- **Passage**
--- START ---
As a summary of the main genetic polymorphisms of cytochrome P450 (CYP) 2D6 and
the impact those polymorphic variations have on CYP2D6 activity it is important to consider the following: 1) The normal (or wild-type) CYP2D6
enzyme activity is highly functional and efficient, which is why most patients
in the population are labeled as ultra-rapid or extensive metabolizers; 2) The
majority of genetic polymorphisms to the CYP2D6 gene result in either absent or
decreased function of the enzyme activity (i.e., being a "poor
metabolizer"); 3) The two patient populations that are likely at the
greatest risk for being a CYP2D6 poor metabolizer include African
Americans/Black Africans and Asians.2-18
Given that the majority of genetic polymorphisms to CYP2D6 result in absent
or reduced enzyme activity, any medication that is a substrate for metabolism
and/or elimination through this pathway may have a different or unexpected
change in its pharmacokinetic profile. In many situations, a substrate of
CYP2D6 is likely to result in elevated plasma concentrations which can further
increase the risk for an exaggerated pharmacologic effect or side effect
profile. Furthermore, some medication substrates of CYP2D6 may require
the presence of a functional enzyme in order to become activated in order for
it to exert a pharmacologic effect. A good example of this later
situation can be seen with codeine and hydrocodone, where they require
metabolism via CYP2D6 to their active forms (which is morphine for codeine and
hydromorphone for hydrocodone). Therefore, a nonfunctional or less active
CYP2D6 can result in a reduced analgesic effect if either one of these two
opioid analgesics are used for pain management.
Now that we have summarized the main effects of genetic polymorphisms on
CYP2D6 enzyme activity and their basic effect on the pharmacokinetic profile of
some medication substrates, let us now review some of the common medications
used in clinical practice that may be affected. The drug classes that
appear to be impacted most are the psychotropics and/or medications known to
affect the central nervous system (CNS). The two drug classes making up
the psychotropics include the antidepressants and antipsychotics/dopamine
antagonists. The antidepressants that are known substrates of CYP2D6
include amitriptyline, clomipramine, desipramine, duloxetine, fluoxetine,
fluvoxamine, imipramine, mirtazapine, nortriptyline, paroxetine, sertraline,
and venlafaxine. The CYP2D6 substrates making up the
antipsychotics/dopamine antagonists include aripiprazole, clozapine,
fluphenazine, haloperidol, metoclopramide, olanzapine, perphenazine,
quetiapine, risperidone, and thioridazine. Other drug classes and medications
that affect the CNS include acetylcholinesterase inhibitors (donepezil,
galantamine); antihistamines (chlorpheniramine); muscle relaxants
(cyclobenzaprine); norepinephrine reuptake inhibitor (atomoxetine); and opioid
analgesics (codeine, hydrocodone, meperidine, methadone, morphine, oxycodone,
and propoxyphene).
--- END ---
- **Listed entries**
--- START ---
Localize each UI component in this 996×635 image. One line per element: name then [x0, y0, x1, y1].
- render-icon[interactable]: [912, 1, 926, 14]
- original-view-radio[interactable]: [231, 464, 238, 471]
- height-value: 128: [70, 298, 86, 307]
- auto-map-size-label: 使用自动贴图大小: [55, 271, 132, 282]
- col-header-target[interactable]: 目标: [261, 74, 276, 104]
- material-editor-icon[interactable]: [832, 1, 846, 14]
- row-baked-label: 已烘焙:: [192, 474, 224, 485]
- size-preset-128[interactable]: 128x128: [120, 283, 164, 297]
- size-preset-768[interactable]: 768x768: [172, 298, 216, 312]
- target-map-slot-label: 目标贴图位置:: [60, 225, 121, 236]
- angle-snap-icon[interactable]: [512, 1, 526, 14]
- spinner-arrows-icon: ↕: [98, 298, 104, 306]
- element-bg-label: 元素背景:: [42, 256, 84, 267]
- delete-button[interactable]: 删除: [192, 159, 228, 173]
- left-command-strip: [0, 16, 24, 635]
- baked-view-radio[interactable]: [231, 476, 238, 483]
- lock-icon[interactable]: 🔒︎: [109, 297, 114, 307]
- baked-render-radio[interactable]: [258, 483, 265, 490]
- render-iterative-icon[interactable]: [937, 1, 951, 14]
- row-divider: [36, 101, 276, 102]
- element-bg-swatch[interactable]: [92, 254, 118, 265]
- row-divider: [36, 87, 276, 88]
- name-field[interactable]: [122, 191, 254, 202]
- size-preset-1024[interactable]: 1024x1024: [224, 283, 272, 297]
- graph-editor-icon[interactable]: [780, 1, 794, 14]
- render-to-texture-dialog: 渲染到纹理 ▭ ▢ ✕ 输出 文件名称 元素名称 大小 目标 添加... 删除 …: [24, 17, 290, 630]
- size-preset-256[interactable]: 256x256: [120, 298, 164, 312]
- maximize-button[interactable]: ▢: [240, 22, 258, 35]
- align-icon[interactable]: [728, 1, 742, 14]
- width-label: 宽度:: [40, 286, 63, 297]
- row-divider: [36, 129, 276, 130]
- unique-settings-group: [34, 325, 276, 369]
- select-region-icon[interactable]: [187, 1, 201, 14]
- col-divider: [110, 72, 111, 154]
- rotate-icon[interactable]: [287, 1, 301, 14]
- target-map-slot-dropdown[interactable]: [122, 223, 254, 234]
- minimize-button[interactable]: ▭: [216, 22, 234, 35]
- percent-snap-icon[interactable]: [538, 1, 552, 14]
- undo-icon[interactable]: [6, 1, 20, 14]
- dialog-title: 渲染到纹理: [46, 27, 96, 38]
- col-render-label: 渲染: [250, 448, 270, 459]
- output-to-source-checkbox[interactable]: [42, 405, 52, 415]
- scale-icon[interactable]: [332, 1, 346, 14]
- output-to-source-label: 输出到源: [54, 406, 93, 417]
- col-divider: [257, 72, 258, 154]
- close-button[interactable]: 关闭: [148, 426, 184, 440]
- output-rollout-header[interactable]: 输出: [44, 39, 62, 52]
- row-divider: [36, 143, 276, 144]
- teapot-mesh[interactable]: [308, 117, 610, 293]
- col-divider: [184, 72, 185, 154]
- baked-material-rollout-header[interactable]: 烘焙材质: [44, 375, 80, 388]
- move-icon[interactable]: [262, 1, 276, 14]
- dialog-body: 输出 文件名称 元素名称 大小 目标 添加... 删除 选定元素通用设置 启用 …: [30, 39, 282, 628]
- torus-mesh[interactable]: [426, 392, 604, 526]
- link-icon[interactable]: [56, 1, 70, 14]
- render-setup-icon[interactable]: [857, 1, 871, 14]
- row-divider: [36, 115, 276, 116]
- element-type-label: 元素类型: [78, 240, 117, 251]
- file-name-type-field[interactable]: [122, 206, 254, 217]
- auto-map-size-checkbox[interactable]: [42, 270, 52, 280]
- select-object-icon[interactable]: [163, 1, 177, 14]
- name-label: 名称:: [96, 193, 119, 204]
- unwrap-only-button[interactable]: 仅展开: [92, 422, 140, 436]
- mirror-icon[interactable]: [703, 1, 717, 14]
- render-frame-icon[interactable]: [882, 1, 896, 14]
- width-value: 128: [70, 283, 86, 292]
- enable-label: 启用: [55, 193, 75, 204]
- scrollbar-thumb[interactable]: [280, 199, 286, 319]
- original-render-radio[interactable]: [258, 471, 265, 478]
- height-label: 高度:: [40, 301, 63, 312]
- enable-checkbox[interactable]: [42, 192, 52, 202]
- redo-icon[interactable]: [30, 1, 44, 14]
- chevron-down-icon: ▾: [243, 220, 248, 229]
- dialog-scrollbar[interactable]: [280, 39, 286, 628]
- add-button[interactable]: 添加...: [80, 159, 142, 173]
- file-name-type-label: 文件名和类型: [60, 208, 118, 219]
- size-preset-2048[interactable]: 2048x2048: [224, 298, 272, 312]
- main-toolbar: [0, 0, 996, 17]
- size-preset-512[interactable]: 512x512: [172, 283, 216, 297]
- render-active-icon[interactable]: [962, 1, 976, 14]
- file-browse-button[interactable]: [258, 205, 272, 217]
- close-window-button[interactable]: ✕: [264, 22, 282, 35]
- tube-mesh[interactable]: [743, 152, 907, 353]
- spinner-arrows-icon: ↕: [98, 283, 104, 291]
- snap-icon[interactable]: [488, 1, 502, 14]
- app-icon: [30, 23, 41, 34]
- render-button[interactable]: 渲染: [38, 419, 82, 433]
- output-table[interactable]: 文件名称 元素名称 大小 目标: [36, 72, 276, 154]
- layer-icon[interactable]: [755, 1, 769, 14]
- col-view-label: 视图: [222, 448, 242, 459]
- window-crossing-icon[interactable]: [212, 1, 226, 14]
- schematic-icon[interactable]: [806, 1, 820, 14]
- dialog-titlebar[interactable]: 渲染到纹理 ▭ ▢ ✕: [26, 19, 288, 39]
--- END ---
- **Task list**
[a] Name every opioid analgesic that the CYP2D6 passage lists among the drug classes affecting the CNS.
[b] Decide whether each statement agrees with the CYP2D6 passage. Answer yes or no, and quote the words from the passage that decide it.
(i) Most genetic polymorphisms of the CYP2D6 gene increase enzyme activity.
(ii) Hydrocodone is converted through CYP2D6 into hydromorphone.
(iii) Donepezil is grouped with the antihistamines.
[c] Answer these questions from the CYP2D6 passage.
(i) Which two patient populations are likely at the greatest risk of being CYP2D6 poor metabolizers?
(ii) What is the active form of codeine?
(iii) Which two drug classes make up the psychotropics?

- **Results by task**
[a] Codeine, hydrocodone, meperidine, methadone, morphine, oxycodone, and propoxyphene.

[b]
(i) No: "The majority of genetic polymorphisms to the CYP2D6 gene result in either absent or decreased function of the enzyme activity"
(ii) Yes: "which is morphine for codeine and hydromorphone for hydrocodone"
(iii) No: "acetylcholinesterase inhibitors (donepezil, galantamine)"

[c]
(i) African Americans/Black Africans and Asians.
(ii) Morphine.
(iii) The antidepressants and the antipsychotics/dopamine antagonists.